Requirement ::
Could you transcribe the material below exactly, without leaving out a single line?

Materials provided ::
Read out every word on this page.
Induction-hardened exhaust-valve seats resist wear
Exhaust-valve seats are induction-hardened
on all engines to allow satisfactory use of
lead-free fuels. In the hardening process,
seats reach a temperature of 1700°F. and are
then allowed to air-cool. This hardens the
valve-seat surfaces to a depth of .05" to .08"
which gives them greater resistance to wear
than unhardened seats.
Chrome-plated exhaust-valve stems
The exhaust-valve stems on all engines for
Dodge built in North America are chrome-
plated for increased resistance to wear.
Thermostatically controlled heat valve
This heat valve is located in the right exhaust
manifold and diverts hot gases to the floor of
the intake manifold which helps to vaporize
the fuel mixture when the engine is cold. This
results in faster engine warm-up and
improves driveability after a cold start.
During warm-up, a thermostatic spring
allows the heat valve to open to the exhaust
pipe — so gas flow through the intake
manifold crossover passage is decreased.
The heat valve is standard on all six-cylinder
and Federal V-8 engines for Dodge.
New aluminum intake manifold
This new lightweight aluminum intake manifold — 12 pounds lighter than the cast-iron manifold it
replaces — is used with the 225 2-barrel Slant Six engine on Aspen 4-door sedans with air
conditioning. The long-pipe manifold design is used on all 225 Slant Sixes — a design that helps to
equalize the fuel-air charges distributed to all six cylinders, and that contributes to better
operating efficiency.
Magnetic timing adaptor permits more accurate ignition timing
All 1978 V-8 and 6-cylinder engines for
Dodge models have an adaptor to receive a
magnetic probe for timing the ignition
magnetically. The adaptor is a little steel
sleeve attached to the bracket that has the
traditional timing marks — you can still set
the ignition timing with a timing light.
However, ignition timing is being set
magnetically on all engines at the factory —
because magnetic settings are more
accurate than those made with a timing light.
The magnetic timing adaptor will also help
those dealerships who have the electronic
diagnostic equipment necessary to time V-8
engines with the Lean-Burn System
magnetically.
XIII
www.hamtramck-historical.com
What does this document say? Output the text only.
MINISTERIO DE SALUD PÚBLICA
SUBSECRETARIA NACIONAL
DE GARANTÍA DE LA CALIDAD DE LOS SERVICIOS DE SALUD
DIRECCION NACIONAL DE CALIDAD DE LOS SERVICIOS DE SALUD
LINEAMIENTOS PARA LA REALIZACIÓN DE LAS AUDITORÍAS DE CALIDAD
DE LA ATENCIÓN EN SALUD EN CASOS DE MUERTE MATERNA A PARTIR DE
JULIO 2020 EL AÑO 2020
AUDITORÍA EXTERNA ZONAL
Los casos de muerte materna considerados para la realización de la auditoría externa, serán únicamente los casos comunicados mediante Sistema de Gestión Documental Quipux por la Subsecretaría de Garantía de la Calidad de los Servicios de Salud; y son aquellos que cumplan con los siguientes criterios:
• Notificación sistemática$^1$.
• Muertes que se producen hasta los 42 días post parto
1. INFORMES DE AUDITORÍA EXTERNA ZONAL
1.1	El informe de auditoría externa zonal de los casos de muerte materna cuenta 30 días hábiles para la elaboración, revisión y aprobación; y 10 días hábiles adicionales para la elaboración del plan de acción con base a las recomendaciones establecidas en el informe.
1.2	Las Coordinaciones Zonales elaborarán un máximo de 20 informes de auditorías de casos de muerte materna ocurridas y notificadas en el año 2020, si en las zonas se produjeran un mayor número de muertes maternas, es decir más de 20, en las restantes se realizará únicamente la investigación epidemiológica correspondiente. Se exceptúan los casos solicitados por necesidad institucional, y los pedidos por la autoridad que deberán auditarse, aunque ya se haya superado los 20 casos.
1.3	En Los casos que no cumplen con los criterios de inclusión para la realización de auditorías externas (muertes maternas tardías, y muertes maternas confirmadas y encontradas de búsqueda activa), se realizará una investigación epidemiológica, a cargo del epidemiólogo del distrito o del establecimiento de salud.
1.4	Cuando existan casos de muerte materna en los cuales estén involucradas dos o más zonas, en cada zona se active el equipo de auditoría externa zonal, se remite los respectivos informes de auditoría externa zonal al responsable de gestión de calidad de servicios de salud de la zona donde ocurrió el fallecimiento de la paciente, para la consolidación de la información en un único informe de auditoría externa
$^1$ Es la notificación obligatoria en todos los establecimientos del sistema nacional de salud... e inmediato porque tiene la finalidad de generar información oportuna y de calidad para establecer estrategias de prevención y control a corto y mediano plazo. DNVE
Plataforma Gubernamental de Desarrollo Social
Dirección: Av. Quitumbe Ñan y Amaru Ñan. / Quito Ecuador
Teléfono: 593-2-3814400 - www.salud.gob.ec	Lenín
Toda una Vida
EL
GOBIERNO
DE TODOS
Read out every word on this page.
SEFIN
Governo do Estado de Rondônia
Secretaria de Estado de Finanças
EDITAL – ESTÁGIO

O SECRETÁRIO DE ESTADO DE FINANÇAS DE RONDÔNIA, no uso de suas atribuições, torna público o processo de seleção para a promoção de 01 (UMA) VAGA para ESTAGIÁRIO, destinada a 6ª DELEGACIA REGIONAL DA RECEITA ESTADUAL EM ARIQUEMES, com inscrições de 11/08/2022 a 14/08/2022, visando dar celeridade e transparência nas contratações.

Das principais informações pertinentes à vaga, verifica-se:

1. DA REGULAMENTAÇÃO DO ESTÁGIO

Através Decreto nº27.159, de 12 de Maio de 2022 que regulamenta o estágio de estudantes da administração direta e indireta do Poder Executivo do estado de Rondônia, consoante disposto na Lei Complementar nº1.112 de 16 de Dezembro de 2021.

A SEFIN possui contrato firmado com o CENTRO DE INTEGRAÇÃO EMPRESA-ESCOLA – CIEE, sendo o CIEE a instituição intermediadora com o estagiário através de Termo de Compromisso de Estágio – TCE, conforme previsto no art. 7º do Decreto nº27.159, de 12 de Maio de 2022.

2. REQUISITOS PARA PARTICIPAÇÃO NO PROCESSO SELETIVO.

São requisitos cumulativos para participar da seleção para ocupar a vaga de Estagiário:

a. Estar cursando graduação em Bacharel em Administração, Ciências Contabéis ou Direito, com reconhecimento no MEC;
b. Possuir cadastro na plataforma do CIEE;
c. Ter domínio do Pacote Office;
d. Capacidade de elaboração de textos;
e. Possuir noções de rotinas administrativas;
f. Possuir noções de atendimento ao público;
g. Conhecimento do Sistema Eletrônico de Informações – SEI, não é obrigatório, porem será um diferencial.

Solution for this task ::
Read out every word on this page.
Induction-hardened exhaust-valve seats resist wear
Exhaust-valve seats are induction-hardened
on all engines to allow satisfactory use of
lead-free fuels. In the hardening process,
seats reach a temperature of 1700°F. and are
then allowed to air-cool. This hardens the
valve-seat surfaces to a depth of .05" to .08"
which gives them greater resistance to wear
than unhardened seats.
Chrome-plated exhaust-valve stems
The exhaust-valve stems on all engines for
Dodge built in North America are chrome-
plated for increased resistance to wear.
Thermostatically controlled heat valve
This heat valve is located in the right exhaust
manifold and diverts hot gases to the floor of
the intake manifold which helps to vaporize
the fuel mixture when the engine is cold. This
results in faster engine warm-up and
improves driveability after a cold start.
During warm-up, a thermostatic spring
allows the heat valve to open to the exhaust
pipe — so gas flow through the intake
manifold crossover passage is decreased.
The heat valve is standard on all six-cylinder
and Federal V-8 engines for Dodge.
New aluminum intake manifold
This new lightweight aluminum intake manifold — 12 pounds lighter than the cast-iron manifold it
replaces — is used with the 225 2-barrel Slant Six engine on Aspen 4-door sedans with air
conditioning. The long-pipe manifold design is used on all 225 Slant Sixes — a design that helps to
equalize the fuel-air charges distributed to all six cylinders, and that contributes to better
operating efficiency.
Magnetic timing adaptor permits more accurate ignition timing
All 1978 V-8 and 6-cylinder engines for
Dodge models have an adaptor to receive a
magnetic probe for timing the ignition
magnetically. The adaptor is a little steel
sleeve attached to the bracket that has the
traditional timing marks — you can still set
the ignition timing with a timing light.
However, ignition timing is being set
magnetically on all engines at the factory —
because magnetic settings are more
accurate than those made with a timing light.
The magnetic timing adaptor will also help
those dealerships who have the electronic
diagnostic equipment necessary to time V-8
engines with the Lean-Burn System
magnetically.
XIII
www.hamtramck-historical.com
What does this document say? Output the text only.
MINISTERIO DE SALUD PÚBLICA
SUBSECRETARIA NACIONAL
DE GARANTÍA DE LA CALIDAD DE LOS SERVICIOS DE SALUD
DIRECCION NACIONAL DE CALIDAD DE LOS SERVICIOS DE SALUD
LINEAMIENTOS PARA LA REALIZACIÓN DE LAS AUDITORÍAS DE CALIDAD
DE LA ATENCIÓN EN SALUD EN CASOS DE MUERTE MATERNA A PARTIR DE
JULIO 2020 EL AÑO 2020
AUDITORÍA EXTERNA ZONAL
Los casos de muerte materna considerados para la realización de la auditoría externa, serán únicamente los casos comunicados mediante Sistema de Gestión Documental Quipux por la Subsecretaría de Garantía de la Calidad de los Servicios de Salud; y son aquellos que cumplan con los siguientes criterios:
• Notificación sistemática$^1$.
• Muertes que se producen hasta los 42 días post parto
1. INFORMES DE AUDITORÍA EXTERNA ZONAL
1.1	El informe de auditoría externa zonal de los casos de muerte materna cuenta 30 días hábiles para la elaboración, revisión y aprobación; y 10 días hábiles adicionales para la elaboración del plan de acción con base a las recomendaciones establecidas en el informe.
1.2	Las Coordinaciones Zonales elaborarán un máximo de 20 informes de auditorías de casos de muerte materna ocurridas y notificadas en el año 2020, si en las zonas se produjeran un mayor número de muertes maternas, es decir más de 20, en las restantes se realizará únicamente la investigación epidemiológica correspondiente. Se exceptúan los casos solicitados por necesidad institucional, y los pedidos por la autoridad que deberán auditarse, aunque ya se haya superado los 20 casos.
1.3	En Los casos que no cumplen con los criterios de inclusión para la realización de auditorías externas (muertes maternas tardías, y muertes maternas confirmadas y encontradas de búsqueda activa), se realizará una investigación epidemiológica, a cargo del epidemiólogo del distrito o del establecimiento de salud.
1.4	Cuando existan casos de muerte materna en los cuales estén involucradas dos o más zonas, en cada zona se active el equipo de auditoría externa zonal, se remite los respectivos informes de auditoría externa zonal al responsable de gestión de calidad de servicios de salud de la zona donde ocurrió el fallecimiento de la paciente, para la consolidación de la información en un único informe de auditoría externa
$^1$ Es la notificación obligatoria en todos los establecimientos del sistema nacional de salud... e inmediato porque tiene la finalidad de generar información oportuna y de calidad para establecer estrategias de prevención y control a corto y mediano plazo. DNVE
Plataforma Gubernamental de Desarrollo Social
Dirección: Av. Quitumbe Ñan y Amaru Ñan. / Quito Ecuador
Teléfono: 593-2-3814400 - www.salud.gob.ec	Lenín
Toda una Vida
EL
GOBIERNO
DE TODOS
Read out every word on this page.
SEFIN
Governo do Estado de Rondônia
Secretaria de Estado de Finanças
EDITAL – ESTÁGIO

O SECRETÁRIO DE ESTADO DE FINANÇAS DE RONDÔNIA, no uso de suas atribuições, torna público o processo de seleção para a promoção de 01 (UMA) VAGA para ESTAGIÁRIO, destinada a 6ª DELEGACIA REGIONAL DA RECEITA ESTADUAL EM ARIQUEMES, com inscrições de 11/08/2022 a 14/08/2022, visando dar celeridade e transparência nas contratações.

Das principais informações pertinentes à vaga, verifica-se:

1. DA REGULAMENTAÇÃO DO ESTÁGIO

Através Decreto nº27.159, de 12 de Maio de 2022 que regulamenta o estágio de estudantes da administração direta e indireta do Poder Executivo do estado de Rondônia, consoante disposto na Lei Complementar nº1.112 de 16 de Dezembro de 2021.

A SEFIN possui contrato firmado com o CENTRO DE INTEGRAÇÃO EMPRESA-ESCOLA – CIEE, sendo o CIEE a instituição intermediadora com o estagiário através de Termo de Compromisso de Estágio – TCE, conforme previsto no art. 7º do Decreto nº27.159, de 12 de Maio de 2022.

2. REQUISITOS PARA PARTICIPAÇÃO NO PROCESSO SELETIVO.

São requisitos cumulativos para participar da seleção para ocupar a vaga de Estagiário:

a. Estar cursando graduação em Bacharel em Administração, Ciências Contabéis ou Direito, com reconhecimento no MEC;
b. Possuir cadastro na plataforma do CIEE;
c. Ter domínio do Pacote Office;
d. Capacidade de elaboração de textos;
e. Possuir noções de rotinas administrativas;
f. Possuir noções de atendimento ao público;
g. Conhecimento do Sistema Eletrônico de Informações – SEI, não é obrigatório, porem será um diferencial.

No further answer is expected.